Dataset entries
==*==

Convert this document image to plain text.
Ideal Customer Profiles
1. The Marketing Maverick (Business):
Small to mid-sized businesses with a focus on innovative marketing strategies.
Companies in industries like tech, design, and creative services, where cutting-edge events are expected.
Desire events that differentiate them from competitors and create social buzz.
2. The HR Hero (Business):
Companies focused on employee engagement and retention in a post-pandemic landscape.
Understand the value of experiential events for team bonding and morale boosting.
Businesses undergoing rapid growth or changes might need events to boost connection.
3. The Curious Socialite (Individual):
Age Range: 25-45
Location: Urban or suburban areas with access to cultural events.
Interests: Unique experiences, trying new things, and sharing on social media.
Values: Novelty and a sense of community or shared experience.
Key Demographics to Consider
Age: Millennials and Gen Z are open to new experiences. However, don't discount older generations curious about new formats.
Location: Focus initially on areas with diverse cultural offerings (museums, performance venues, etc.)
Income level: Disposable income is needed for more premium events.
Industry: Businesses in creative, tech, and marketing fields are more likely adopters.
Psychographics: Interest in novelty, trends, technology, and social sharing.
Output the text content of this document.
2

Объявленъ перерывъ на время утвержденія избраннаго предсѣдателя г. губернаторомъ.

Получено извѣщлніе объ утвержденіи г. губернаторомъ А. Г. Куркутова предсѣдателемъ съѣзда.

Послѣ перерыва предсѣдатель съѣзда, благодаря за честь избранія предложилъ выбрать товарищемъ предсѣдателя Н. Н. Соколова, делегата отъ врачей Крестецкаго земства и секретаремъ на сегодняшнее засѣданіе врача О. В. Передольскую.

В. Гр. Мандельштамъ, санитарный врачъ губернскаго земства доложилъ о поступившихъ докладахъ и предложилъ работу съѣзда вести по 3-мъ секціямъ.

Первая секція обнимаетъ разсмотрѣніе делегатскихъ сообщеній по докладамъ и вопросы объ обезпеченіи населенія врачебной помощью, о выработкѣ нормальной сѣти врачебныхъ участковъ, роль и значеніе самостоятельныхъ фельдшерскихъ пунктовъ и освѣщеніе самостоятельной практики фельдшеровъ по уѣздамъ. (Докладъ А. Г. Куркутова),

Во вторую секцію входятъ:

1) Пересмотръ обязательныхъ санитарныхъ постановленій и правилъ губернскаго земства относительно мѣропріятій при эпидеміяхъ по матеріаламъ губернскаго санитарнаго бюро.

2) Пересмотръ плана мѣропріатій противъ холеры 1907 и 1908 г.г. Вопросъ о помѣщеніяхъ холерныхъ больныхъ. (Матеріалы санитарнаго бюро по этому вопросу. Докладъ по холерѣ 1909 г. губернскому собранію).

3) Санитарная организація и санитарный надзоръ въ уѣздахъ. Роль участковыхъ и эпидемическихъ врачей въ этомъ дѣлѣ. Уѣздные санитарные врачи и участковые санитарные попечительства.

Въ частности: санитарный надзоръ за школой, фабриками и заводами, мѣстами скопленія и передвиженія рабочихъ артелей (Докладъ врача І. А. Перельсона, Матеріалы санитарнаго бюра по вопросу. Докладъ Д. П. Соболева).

==*==

Write out every entry again exactly, please, with nothing missing.

Convert this document image to plain text.
Ideal Customer Profiles
1. The Marketing Maverick (Business):
Small to mid-sized businesses with a focus on innovative marketing strategies.
Companies in industries like tech, design, and creative services, where cutting-edge events are expected.
Desire events that differentiate them from competitors and create social buzz.
2. The HR Hero (Business):
Companies focused on employee engagement and retention in a post-pandemic landscape.
Understand the value of experiential events for team bonding and morale boosting.
Businesses undergoing rapid growth or changes might need events to boost connection.
3. The Curious Socialite (Individual):
Age Range: 25-45
Location: Urban or suburban areas with access to cultural events.
Interests: Unique experiences, trying new things, and sharing on social media.
Values: Novelty and a sense of community or shared experience.
Key Demographics to Consider
Age: Millennials and Gen Z are open to new experiences. However, don't discount older generations curious about new formats.
Location: Focus initially on areas with diverse cultural offerings (museums, performance venues, etc.)
Income level: Disposable income is needed for more premium events.
Industry: Businesses in creative, tech, and marketing fields are more likely adopters.
Psychographics: Interest in novelty, trends, technology, and social sharing.
Output the text content of this document.
2

Объявленъ перерывъ на время утвержденія избраннаго предсѣдателя г. губернаторомъ.

Получено извѣщлніе объ утвержденіи г. губернаторомъ А. Г. Куркутова предсѣдателемъ съѣзда.

Послѣ перерыва предсѣдатель съѣзда, благодаря за честь избранія предложилъ выбрать товарищемъ предсѣдателя Н. Н. Соколова, делегата отъ врачей Крестецкаго земства и секретаремъ на сегодняшнее засѣданіе врача О. В. Передольскую.

В. Гр. Мандельштамъ, санитарный врачъ губернскаго земства доложилъ о поступившихъ докладахъ и предложилъ работу съѣзда вести по 3-мъ секціямъ.

Первая секція обнимаетъ разсмотрѣніе делегатскихъ сообщеній по докладамъ и вопросы объ обезпеченіи населенія врачебной помощью, о выработкѣ нормальной сѣти врачебныхъ участковъ, роль и значеніе самостоятельныхъ фельдшерскихъ пунктовъ и освѣщеніе самостоятельной практики фельдшеровъ по уѣздамъ. (Докладъ А. Г. Куркутова),

Во вторую секцію входятъ:

1) Пересмотръ обязательныхъ санитарныхъ постановленій и правилъ губернскаго земства относительно мѣропріятій при эпидеміяхъ по матеріаламъ губернскаго санитарнаго бюро.

2) Пересмотръ плана мѣропріатій противъ холеры 1907 и 1908 г.г. Вопросъ о помѣщеніяхъ холерныхъ больныхъ. (Матеріалы санитарнаго бюро по этому вопросу. Докладъ по холерѣ 1909 г. губернскому собранію).

3) Санитарная организація и санитарный надзоръ въ уѣздахъ. Роль участковыхъ и эпидемическихъ врачей въ этомъ дѣлѣ. Уѣздные санитарные врачи и участковые санитарные попечительства.

Въ частности: санитарный надзоръ за школой, фабриками и заводами, мѣстами скопленія и передвиженія рабочихъ артелей (Докладъ врача І. А. Перельсона, Матеріалы санитарнаго бюра по вопросу. Докладъ Д. П. Соболева).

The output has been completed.